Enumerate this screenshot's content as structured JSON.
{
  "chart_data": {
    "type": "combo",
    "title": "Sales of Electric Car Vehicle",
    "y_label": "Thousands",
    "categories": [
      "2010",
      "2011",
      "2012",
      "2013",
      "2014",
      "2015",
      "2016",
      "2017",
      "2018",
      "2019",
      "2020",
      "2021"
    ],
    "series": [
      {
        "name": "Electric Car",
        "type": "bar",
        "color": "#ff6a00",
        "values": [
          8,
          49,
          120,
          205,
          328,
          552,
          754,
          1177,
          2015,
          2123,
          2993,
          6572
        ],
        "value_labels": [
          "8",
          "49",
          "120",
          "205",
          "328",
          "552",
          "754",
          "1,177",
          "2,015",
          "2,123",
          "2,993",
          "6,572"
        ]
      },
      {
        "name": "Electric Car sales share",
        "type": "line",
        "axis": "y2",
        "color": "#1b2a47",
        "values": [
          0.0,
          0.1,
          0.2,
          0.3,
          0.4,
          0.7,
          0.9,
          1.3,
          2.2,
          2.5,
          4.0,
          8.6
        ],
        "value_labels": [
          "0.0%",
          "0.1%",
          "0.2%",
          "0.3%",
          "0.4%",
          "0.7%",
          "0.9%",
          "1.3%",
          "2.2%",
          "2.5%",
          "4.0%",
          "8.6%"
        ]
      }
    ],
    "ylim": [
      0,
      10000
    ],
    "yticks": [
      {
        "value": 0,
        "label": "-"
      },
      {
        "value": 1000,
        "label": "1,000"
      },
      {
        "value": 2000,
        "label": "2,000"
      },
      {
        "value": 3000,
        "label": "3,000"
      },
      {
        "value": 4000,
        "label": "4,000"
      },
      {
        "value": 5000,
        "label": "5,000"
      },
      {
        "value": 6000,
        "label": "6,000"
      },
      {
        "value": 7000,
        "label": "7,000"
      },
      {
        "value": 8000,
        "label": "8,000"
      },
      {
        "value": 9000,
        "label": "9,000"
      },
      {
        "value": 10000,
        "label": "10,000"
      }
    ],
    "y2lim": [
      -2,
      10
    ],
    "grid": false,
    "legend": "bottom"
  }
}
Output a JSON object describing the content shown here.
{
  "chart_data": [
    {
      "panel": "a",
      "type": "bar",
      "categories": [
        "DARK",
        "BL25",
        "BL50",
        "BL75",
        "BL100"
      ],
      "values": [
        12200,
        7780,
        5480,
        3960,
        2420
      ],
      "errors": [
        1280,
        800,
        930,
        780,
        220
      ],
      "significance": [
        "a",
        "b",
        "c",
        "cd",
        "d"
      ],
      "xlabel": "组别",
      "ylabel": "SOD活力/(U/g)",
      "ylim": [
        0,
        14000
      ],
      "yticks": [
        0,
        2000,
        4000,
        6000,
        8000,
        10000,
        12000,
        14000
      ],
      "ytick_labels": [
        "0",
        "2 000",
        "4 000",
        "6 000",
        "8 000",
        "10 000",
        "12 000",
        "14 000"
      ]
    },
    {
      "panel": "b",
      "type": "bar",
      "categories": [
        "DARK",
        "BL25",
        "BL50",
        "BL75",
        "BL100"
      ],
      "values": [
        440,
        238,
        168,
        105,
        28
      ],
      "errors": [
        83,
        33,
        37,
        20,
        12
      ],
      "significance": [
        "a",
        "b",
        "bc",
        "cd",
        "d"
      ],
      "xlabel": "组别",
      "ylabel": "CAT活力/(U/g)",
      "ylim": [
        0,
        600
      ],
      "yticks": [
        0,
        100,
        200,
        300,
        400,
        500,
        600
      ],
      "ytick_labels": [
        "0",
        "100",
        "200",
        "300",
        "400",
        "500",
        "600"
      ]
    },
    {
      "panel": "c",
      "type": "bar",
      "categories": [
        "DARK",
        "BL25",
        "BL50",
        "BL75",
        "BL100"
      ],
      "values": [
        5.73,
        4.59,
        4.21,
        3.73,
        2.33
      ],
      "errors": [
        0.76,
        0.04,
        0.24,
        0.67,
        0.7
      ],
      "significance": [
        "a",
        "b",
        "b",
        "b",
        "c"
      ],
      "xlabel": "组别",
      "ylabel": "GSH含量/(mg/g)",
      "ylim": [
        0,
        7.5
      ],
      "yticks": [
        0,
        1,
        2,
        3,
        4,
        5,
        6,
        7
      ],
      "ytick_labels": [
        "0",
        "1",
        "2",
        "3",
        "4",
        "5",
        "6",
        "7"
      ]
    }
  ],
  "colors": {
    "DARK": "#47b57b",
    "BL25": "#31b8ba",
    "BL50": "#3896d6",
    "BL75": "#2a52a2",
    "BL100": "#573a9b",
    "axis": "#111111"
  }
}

=== REQUIRED TASK ===
Copy out each record, keeping every word as it is.

=== OUTPUT FOR THIS EXERCISE ===
Enumerate this screenshot's content as structured JSON.
{
  "chart_data": {
    "type": "combo",
    "title": "Sales of Electric Car Vehicle",
    "y_label": "Thousands",
    "categories": [
      "2010",
      "2011",
      "2012",
      "2013",
      "2014",
      "2015",
      "2016",
      "2017",
      "2018",
      "2019",
      "2020",
      "2021"
    ],
    "series": [
      {
        "name": "Electric Car",
        "type": "bar",
        "color": "#ff6a00",
        "values": [
          8,
          49,
          120,
          205,
          328,
          552,
          754,
          1177,
          2015,
          2123,
          2993,
          6572
        ],
        "value_labels": [
          "8",
          "49",
          "120",
          "205",
          "328",
          "552",
          "754",
          "1,177",
          "2,015",
          "2,123",
          "2,993",
          "6,572"
        ]
      },
      {
        "name": "Electric Car sales share",
        "type": "line",
        "axis": "y2",
        "color": "#1b2a47",
        "values": [
          0.0,
          0.1,
          0.2,
          0.3,
          0.4,
          0.7,
          0.9,
          1.3,
          2.2,
          2.5,
          4.0,
          8.6
        ],
        "value_labels": [
          "0.0%",
          "0.1%",
          "0.2%",
          "0.3%",
          "0.4%",
          "0.7%",
          "0.9%",
          "1.3%",
          "2.2%",
          "2.5%",
          "4.0%",
          "8.6%"
        ]
      }
    ],
    "ylim": [
      0,
      10000
    ],
    "yticks": [
      {
        "value": 0,
        "label": "-"
      },
      {
        "value": 1000,
        "label": "1,000"
      },
      {
        "value": 2000,
        "label": "2,000"
      },
      {
        "value": 3000,
        "label": "3,000"
      },
      {
        "value": 4000,
        "label": "4,000"
      },
      {
        "value": 5000,
        "label": "5,000"
      },
      {
        "value": 6000,
        "label": "6,000"
      },
      {
        "value": 7000,
        "label": "7,000"
      },
      {
        "value": 8000,
        "label": "8,000"
      },
      {
        "value": 9000,
        "label": "9,000"
      },
      {
        "value": 10000,
        "label": "10,000"
      }
    ],
    "y2lim": [
      -2,
      10
    ],
    "grid": false,
    "legend": "bottom"
  }
}
Output a JSON object describing the content shown here.
{
  "chart_data": [
    {
      "panel": "a",
      "type": "bar",
      "categories": [
        "DARK",
        "BL25",
        "BL50",
        "BL75",
        "BL100"
      ],
      "values": [
        12200,
        7780,
        5480,
        3960,
        2420
      ],
      "errors": [
        1280,
        800,
        930,
        780,
        220
      ],
      "significance": [
        "a",
        "b",
        "c",
        "cd",
        "d"
      ],
      "xlabel": "组别",
      "ylabel": "SOD活力/(U/g)",
      "ylim": [
        0,
        14000
      ],
      "yticks": [
        0,
        2000,
        4000,
        6000,
        8000,
        10000,
        12000,
        14000
      ],
      "ytick_labels": [
        "0",
        "2 000",
        "4 000",
        "6 000",
        "8 000",
        "10 000",
        "12 000",
        "14 000"
      ]
    },
    {
      "panel": "b",
      "type": "bar",
      "categories": [
        "DARK",
        "BL25",
        "BL50",
        "BL75",
        "BL100"
      ],
      "values": [
        440,
        238,
        168,
        105,
        28
      ],
      "errors": [
        83,
        33,
        37,
        20,
        12
      ],
      "significance": [
        "a",
        "b",
        "bc",
        "cd",
        "d"
      ],
      "xlabel": "组别",
      "ylabel": "CAT活力/(U/g)",
      "ylim": [
        0,
        600
      ],
      "yticks": [
        0,
        100,
        200,
        300,
        400,
        500,
        600
      ],
      "ytick_labels": [
        "0",
        "100",
        "200",
        "300",
        "400",
        "500",
        "600"
      ]
    },
    {
      "panel": "c",
      "type": "bar",
      "categories": [
        "DARK",
        "BL25",
        "BL50",
        "BL75",
        "BL100"
      ],
      "values": [
        5.73,
        4.59,
        4.21,
        3.73,
        2.33
      ],
      "errors": [
        0.76,
        0.04,
        0.24,
        0.67,
        0.7
      ],
      "significance": [
        "a",
        "b",
        "b",
        "b",
        "c"
      ],
      "xlabel": "组别",
      "ylabel": "GSH含量/(mg/g)",
      "ylim": [
        0,
        7.5
      ],
      "yticks": [
        0,
        1,
        2,
        3,
        4,
        5,
        6,
        7
      ],
      "ytick_labels": [
        "0",
        "1",
        "2",
        "3",
        "4",
        "5",
        "6",
        "7"
      ]
    }
  ],
  "colors": {
    "DARK": "#47b57b",
    "BL25": "#31b8ba",
    "BL50": "#3896d6",
    "BL75": "#2a52a2",
    "BL100": "#573a9b",
    "axis": "#111111"
  }
}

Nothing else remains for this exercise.